Data items
= = = =

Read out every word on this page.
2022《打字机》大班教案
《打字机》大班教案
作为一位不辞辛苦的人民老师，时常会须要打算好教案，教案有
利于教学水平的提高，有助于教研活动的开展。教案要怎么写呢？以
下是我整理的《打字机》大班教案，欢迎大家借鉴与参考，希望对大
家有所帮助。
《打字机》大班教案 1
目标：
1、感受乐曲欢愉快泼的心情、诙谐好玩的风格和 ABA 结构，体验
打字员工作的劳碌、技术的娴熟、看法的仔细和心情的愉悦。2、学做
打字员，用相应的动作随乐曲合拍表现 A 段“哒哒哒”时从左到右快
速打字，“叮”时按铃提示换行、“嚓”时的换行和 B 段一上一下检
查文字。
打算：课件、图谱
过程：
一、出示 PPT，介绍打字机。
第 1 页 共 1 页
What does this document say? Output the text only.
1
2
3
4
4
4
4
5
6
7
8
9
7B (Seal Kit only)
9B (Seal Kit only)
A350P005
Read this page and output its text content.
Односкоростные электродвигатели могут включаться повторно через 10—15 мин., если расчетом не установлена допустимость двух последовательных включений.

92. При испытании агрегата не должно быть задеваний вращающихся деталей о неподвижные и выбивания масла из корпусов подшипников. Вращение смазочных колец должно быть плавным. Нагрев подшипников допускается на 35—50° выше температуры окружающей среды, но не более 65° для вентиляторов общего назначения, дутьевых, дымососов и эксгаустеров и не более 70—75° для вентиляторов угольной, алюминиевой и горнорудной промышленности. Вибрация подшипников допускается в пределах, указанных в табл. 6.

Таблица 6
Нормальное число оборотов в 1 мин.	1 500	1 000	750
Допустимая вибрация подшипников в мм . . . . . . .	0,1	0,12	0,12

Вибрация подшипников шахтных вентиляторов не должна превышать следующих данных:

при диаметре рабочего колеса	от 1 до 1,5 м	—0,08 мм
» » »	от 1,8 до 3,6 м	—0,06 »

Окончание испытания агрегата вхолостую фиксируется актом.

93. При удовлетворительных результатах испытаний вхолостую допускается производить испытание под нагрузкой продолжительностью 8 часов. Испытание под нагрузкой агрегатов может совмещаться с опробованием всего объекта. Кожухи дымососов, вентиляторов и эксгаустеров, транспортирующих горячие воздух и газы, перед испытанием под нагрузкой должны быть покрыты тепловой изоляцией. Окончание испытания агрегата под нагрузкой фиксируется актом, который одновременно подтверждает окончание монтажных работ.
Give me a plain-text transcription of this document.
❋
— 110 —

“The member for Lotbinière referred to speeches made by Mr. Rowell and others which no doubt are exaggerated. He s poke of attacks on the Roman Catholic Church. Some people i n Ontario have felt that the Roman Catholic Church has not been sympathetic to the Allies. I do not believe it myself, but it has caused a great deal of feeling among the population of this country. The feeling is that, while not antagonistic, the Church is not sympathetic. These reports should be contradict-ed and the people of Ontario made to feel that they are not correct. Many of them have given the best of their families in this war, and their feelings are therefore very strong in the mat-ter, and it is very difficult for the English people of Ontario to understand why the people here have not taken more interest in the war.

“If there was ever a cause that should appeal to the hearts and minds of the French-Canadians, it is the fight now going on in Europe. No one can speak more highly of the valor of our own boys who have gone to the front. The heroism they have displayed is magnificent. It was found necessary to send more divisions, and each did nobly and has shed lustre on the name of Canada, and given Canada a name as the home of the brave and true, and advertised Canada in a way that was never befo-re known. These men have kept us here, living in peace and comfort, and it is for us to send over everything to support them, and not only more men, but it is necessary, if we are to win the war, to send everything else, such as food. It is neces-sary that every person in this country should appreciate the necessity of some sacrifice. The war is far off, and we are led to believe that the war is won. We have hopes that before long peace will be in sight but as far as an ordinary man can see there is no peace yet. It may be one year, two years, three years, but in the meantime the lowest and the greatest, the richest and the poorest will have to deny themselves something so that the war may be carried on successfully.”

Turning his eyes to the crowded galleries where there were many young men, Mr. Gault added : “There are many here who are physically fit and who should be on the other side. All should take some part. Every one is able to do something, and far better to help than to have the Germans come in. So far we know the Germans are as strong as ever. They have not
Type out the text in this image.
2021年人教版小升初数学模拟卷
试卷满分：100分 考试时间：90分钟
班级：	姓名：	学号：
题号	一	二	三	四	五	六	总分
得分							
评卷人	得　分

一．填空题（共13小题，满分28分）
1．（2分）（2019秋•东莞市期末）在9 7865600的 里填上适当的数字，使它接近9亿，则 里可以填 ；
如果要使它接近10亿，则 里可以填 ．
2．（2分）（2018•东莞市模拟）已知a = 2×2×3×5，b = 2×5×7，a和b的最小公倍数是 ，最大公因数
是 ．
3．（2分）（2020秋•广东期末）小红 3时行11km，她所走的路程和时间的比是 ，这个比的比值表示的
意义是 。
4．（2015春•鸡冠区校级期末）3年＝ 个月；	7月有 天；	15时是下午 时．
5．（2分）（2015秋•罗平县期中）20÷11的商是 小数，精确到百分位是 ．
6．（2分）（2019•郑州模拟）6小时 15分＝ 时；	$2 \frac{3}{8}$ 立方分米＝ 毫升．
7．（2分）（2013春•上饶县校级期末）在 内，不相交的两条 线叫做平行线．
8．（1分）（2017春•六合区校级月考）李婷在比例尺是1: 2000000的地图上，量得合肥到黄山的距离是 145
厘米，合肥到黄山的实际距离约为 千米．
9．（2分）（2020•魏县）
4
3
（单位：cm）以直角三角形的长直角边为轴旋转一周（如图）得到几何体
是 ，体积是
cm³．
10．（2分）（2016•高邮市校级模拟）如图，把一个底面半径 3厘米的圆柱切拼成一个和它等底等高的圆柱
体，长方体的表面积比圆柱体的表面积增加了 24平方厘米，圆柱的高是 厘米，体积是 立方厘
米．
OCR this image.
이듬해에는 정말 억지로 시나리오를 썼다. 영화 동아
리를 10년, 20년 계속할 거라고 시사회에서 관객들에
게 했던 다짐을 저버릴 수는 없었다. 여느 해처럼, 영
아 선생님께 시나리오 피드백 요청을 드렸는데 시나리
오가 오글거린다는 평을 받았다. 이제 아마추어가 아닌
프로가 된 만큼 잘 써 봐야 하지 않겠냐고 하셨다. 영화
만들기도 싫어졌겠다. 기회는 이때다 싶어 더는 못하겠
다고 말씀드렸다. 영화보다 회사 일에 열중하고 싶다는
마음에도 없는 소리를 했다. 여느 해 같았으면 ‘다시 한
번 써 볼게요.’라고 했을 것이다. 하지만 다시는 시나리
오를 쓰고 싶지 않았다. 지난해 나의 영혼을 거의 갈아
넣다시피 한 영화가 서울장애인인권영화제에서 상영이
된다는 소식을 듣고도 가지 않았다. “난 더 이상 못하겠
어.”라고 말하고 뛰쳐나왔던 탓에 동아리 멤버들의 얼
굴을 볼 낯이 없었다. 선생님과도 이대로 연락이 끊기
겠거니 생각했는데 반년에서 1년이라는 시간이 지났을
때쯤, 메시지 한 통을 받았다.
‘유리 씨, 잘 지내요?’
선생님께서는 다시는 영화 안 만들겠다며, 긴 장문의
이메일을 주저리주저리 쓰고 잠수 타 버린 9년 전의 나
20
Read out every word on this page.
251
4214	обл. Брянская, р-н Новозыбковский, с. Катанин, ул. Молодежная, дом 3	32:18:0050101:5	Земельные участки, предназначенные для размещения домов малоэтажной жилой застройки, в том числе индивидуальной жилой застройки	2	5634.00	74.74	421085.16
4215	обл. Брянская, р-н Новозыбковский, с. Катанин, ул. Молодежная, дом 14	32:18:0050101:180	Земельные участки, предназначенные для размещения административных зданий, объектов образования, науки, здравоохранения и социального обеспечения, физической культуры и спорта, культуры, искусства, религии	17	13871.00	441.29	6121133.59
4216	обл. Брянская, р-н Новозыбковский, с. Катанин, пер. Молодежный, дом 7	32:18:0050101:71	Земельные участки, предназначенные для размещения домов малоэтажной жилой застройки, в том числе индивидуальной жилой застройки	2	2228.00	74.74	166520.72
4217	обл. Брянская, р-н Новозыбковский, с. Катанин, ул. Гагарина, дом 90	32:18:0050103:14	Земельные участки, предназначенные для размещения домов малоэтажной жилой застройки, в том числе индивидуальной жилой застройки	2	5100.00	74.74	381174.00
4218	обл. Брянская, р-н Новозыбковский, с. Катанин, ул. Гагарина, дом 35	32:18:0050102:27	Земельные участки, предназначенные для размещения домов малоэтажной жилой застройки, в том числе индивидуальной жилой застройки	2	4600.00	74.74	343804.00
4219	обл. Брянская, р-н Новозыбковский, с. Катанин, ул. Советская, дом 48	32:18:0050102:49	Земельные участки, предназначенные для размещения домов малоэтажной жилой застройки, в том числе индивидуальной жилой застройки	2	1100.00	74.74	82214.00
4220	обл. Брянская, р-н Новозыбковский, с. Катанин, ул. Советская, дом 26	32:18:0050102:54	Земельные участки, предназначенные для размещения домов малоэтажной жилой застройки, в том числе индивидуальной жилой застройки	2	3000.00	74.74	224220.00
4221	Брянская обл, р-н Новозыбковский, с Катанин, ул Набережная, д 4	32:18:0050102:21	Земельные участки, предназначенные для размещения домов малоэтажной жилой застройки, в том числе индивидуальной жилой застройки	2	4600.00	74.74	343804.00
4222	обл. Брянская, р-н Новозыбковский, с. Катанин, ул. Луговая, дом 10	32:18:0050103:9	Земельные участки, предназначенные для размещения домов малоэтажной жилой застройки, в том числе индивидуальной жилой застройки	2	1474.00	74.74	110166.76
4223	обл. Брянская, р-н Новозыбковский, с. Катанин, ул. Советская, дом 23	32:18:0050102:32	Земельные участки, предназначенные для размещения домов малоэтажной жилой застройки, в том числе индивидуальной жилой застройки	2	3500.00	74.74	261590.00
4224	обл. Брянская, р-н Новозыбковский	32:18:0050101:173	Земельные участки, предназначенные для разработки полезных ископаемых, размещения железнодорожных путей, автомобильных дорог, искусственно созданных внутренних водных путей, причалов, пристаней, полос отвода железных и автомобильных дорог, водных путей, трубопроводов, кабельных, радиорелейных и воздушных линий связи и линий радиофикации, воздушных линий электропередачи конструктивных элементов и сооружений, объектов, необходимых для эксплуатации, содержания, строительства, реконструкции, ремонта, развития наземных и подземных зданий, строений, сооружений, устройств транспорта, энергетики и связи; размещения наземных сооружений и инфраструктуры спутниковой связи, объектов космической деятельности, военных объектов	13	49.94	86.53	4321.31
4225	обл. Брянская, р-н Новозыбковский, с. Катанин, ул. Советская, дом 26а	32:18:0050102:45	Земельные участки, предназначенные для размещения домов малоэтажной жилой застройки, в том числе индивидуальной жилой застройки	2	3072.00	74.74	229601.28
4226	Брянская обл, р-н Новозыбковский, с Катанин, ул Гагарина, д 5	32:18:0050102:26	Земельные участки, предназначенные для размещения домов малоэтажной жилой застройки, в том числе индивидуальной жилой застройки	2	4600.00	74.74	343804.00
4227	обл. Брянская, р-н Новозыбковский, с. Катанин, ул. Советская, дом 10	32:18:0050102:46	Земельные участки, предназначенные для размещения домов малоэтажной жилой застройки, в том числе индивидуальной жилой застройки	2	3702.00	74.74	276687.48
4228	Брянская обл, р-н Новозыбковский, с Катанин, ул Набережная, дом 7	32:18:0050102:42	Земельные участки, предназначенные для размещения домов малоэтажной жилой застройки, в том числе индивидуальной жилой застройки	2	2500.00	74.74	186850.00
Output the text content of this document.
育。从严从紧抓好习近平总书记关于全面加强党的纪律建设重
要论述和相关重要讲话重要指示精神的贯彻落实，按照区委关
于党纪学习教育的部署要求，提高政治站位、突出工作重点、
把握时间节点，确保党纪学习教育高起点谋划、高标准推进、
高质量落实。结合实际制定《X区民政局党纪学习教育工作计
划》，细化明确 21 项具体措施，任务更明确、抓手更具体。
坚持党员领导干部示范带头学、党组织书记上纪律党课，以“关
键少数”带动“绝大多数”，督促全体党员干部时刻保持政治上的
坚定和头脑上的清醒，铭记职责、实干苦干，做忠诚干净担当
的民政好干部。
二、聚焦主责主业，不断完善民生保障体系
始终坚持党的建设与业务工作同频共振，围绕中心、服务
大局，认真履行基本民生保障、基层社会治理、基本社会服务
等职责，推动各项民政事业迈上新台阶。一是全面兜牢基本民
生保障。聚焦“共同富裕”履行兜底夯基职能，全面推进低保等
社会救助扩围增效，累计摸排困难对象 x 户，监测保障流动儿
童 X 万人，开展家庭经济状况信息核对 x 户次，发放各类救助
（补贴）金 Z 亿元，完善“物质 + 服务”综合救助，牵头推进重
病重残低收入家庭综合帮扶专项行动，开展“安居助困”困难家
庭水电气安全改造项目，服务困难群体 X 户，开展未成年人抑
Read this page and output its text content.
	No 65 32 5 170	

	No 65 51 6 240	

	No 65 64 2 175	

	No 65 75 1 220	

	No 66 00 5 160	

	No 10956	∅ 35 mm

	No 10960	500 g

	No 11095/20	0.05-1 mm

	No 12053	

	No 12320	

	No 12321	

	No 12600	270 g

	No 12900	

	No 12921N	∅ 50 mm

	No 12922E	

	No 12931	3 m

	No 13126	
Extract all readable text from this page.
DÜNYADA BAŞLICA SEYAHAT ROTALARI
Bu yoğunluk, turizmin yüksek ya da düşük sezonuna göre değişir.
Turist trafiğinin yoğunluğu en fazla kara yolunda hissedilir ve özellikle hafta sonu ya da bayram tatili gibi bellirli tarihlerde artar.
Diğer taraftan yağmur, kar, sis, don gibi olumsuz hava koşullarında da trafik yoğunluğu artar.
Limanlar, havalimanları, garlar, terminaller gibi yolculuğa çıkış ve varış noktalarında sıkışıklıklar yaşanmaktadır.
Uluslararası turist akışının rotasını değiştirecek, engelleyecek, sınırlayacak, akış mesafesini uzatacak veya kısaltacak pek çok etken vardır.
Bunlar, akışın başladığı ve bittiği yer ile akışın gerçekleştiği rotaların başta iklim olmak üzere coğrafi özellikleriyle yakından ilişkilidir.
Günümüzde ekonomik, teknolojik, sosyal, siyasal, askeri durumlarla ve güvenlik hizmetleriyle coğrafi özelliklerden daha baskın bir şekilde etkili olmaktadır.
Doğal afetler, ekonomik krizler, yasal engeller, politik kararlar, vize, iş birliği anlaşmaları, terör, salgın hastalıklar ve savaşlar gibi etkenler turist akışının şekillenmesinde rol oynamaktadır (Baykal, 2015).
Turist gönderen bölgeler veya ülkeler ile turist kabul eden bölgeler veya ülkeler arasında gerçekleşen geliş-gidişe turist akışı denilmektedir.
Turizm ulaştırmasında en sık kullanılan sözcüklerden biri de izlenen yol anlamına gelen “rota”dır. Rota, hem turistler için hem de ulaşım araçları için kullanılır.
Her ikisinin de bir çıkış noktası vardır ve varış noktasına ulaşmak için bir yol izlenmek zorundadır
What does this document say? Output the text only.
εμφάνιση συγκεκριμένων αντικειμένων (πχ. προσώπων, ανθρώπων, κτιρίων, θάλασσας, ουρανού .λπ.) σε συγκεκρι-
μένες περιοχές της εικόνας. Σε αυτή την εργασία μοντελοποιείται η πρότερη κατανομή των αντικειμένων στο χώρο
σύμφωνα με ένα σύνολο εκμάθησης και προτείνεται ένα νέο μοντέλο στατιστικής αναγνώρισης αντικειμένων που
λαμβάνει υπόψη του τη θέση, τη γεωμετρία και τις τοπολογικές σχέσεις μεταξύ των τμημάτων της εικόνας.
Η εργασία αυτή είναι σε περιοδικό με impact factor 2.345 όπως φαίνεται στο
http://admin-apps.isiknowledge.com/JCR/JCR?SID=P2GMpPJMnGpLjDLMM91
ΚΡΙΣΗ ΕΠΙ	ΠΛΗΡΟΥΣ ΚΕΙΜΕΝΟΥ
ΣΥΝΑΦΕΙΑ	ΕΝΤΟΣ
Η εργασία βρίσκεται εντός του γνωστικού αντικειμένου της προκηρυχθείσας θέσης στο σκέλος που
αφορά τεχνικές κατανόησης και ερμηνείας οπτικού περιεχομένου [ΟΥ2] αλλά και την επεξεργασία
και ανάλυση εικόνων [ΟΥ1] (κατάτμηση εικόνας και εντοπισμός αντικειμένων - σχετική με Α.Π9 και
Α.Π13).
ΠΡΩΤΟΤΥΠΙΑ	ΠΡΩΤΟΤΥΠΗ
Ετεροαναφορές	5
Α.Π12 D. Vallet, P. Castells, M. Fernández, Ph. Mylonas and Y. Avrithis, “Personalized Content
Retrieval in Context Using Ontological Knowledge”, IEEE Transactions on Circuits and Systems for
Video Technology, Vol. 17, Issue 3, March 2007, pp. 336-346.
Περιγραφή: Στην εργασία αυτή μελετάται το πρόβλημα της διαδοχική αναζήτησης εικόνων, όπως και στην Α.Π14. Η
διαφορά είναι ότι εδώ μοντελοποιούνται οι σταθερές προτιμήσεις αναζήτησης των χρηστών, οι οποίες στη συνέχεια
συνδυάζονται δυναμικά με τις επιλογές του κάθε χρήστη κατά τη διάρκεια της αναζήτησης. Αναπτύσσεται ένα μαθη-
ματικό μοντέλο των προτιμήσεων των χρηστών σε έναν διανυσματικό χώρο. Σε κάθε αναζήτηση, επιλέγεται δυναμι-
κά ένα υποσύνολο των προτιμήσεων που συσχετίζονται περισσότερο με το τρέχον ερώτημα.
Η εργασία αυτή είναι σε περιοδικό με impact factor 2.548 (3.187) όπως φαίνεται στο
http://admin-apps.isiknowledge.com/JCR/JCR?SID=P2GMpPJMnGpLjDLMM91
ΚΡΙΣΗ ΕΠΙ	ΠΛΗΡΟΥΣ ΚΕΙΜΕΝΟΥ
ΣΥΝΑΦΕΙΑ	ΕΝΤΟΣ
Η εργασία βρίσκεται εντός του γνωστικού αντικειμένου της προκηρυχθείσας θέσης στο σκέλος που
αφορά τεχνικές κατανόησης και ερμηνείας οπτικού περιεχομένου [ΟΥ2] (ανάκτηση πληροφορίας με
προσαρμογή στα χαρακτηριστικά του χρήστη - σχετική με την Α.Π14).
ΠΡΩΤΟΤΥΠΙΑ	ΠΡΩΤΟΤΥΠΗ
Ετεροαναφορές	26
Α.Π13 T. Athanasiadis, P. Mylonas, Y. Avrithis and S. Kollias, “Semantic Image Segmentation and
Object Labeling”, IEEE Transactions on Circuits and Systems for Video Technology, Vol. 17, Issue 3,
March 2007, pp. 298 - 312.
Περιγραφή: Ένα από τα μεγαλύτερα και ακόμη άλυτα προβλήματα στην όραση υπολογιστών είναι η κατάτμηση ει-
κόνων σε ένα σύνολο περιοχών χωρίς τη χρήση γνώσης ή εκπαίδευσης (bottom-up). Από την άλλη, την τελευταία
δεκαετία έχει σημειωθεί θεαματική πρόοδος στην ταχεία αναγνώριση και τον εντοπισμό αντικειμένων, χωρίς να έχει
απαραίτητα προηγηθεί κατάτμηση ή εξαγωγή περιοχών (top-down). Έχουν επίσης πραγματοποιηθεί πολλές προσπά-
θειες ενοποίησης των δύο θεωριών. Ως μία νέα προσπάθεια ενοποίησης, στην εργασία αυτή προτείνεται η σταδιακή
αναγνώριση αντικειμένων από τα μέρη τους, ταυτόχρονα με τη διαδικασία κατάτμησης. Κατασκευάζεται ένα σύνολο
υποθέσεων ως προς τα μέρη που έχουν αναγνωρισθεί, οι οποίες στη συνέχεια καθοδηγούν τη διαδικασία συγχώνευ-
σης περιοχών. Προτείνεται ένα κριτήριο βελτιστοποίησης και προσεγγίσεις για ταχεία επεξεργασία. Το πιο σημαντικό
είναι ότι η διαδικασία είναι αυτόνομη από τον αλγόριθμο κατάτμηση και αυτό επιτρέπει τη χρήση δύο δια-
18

= = = =

- [Aim] In the listing above, locate each line with "οποίες" and copy it.

- [Answer in full]
διαφορά είναι ότι εδώ μοντελοποιούνται οι σταθερές προτιμήσεις αναζήτησης των χρηστών, οι οποίες στη συνέχεια
υποθέσεων ως προς τα μέρη που έχουν αναγνωρισθεί, οι οποίες στη συνέχεια καθοδηγούν τη διαδικασία συγχώνευ-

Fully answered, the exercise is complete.